Records that describe figures ->
************
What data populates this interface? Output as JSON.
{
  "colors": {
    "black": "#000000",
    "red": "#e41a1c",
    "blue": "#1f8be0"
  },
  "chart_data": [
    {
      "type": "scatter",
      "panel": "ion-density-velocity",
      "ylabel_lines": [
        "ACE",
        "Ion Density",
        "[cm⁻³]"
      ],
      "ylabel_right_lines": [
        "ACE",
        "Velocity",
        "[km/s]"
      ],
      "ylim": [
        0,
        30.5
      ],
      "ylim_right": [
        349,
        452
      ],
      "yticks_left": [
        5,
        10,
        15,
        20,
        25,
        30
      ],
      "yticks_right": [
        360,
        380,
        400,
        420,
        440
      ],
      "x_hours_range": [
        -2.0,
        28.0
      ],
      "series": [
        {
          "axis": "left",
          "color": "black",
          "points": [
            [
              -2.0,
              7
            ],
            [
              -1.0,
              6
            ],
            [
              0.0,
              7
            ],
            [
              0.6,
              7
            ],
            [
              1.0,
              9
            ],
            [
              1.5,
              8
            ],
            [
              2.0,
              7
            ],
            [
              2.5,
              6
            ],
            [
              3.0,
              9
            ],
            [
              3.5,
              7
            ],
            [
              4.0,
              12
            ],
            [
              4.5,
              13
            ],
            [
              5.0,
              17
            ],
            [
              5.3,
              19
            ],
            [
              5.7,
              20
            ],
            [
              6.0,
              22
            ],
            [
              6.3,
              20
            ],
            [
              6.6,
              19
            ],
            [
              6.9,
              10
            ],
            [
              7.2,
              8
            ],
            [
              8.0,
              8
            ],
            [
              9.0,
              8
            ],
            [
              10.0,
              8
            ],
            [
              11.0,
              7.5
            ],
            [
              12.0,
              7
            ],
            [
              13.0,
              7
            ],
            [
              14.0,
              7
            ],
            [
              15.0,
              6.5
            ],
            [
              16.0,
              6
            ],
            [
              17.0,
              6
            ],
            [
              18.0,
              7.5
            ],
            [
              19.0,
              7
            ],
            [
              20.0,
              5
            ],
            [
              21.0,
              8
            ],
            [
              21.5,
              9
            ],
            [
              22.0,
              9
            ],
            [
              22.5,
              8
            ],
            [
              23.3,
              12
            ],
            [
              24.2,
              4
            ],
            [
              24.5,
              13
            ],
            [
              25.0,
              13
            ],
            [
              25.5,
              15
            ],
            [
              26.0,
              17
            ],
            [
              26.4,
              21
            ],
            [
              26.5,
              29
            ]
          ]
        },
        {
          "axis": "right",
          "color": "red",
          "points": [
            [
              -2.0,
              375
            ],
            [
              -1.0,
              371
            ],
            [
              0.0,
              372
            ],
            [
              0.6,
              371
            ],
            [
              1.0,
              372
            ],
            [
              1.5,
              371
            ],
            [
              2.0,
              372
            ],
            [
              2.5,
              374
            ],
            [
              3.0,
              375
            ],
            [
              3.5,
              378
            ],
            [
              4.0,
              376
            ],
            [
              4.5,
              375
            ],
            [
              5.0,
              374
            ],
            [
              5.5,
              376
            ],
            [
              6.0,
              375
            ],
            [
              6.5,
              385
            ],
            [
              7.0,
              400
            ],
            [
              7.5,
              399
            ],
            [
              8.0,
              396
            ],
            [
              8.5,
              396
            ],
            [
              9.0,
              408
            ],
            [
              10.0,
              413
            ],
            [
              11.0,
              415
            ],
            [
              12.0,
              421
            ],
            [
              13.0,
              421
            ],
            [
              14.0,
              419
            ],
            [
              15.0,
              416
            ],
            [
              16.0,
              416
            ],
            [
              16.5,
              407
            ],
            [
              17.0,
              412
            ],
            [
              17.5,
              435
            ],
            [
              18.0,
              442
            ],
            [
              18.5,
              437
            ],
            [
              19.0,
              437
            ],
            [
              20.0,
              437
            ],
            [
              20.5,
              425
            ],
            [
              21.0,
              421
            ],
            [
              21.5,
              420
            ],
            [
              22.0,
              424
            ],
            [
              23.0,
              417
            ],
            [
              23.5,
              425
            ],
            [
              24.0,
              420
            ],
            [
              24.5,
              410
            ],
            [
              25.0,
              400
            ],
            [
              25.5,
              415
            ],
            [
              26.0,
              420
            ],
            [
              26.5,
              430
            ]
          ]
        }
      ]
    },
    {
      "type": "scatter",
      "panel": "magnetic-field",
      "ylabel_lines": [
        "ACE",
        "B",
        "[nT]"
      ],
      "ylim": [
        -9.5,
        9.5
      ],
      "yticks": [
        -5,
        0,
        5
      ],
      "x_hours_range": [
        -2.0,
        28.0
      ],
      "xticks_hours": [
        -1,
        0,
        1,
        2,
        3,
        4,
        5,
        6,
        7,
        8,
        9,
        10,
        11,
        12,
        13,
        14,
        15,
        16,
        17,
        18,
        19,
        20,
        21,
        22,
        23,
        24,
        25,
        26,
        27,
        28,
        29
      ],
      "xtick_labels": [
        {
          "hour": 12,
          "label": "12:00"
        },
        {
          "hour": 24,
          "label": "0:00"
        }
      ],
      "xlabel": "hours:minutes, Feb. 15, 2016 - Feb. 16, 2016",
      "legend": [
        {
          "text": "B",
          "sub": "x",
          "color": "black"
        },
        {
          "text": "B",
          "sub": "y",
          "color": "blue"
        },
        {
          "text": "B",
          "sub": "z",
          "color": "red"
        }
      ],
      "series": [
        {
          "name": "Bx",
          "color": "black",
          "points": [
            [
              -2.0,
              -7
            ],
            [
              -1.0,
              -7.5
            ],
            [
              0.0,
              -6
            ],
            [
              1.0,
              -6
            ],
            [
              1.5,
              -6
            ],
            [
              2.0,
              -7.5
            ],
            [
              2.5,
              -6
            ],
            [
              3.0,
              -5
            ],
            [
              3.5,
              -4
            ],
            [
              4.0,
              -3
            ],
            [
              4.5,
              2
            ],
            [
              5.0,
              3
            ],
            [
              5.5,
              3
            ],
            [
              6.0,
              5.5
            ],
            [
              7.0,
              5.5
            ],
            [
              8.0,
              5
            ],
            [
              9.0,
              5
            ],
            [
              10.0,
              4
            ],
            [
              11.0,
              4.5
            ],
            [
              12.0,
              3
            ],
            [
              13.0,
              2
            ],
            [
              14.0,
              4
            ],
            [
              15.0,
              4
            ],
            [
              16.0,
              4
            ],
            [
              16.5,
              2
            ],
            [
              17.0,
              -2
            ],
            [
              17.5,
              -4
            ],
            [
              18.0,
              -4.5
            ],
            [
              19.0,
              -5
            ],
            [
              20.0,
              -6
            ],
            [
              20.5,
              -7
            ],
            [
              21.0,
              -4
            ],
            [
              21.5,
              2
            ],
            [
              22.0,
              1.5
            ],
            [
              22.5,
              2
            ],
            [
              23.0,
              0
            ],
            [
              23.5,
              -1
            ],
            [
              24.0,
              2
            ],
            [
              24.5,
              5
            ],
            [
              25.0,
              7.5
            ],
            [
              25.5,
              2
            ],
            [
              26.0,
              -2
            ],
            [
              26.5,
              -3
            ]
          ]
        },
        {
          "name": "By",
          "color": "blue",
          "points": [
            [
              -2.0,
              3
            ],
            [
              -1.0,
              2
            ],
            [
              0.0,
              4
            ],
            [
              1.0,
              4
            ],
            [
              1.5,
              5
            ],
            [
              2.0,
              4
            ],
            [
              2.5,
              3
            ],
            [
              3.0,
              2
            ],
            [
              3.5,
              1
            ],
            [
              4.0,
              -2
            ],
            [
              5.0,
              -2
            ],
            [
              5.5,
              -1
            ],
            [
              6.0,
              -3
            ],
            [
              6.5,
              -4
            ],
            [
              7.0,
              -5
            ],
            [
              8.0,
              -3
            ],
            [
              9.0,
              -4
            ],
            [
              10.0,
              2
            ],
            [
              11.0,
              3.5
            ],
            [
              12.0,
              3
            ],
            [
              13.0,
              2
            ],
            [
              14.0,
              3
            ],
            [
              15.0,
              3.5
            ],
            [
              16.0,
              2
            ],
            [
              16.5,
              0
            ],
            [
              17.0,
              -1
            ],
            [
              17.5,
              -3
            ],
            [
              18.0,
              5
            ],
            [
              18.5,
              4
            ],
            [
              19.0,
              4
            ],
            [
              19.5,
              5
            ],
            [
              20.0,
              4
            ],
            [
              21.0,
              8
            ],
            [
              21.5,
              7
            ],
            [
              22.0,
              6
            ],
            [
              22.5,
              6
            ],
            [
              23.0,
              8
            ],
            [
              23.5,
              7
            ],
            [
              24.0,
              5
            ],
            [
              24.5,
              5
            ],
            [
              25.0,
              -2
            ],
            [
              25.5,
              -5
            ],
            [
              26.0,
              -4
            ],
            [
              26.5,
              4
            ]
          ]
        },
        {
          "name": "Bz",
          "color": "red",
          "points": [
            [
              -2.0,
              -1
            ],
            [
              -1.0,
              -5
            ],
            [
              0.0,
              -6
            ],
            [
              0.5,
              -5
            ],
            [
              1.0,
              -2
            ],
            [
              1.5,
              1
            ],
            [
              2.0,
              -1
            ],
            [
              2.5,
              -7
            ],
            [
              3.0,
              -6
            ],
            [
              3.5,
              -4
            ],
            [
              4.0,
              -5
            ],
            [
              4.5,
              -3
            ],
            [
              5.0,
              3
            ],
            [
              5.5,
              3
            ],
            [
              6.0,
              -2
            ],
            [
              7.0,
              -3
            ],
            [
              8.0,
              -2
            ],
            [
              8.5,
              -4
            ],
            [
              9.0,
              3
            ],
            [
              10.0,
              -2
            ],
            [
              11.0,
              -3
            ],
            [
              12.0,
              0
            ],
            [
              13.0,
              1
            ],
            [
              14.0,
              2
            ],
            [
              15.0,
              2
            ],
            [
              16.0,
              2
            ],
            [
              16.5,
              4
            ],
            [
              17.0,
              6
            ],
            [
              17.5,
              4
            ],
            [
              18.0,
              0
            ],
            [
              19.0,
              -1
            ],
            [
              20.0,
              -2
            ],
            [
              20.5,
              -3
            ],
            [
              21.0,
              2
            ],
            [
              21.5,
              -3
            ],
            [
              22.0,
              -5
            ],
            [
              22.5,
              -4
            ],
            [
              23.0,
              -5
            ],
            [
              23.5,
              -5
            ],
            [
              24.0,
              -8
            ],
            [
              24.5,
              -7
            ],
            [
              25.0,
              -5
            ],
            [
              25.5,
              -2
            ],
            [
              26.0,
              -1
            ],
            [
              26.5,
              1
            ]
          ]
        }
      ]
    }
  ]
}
************
Report the number of lines in the listing where the string "panel" appears, and nothing besides.

Worked answer -> 2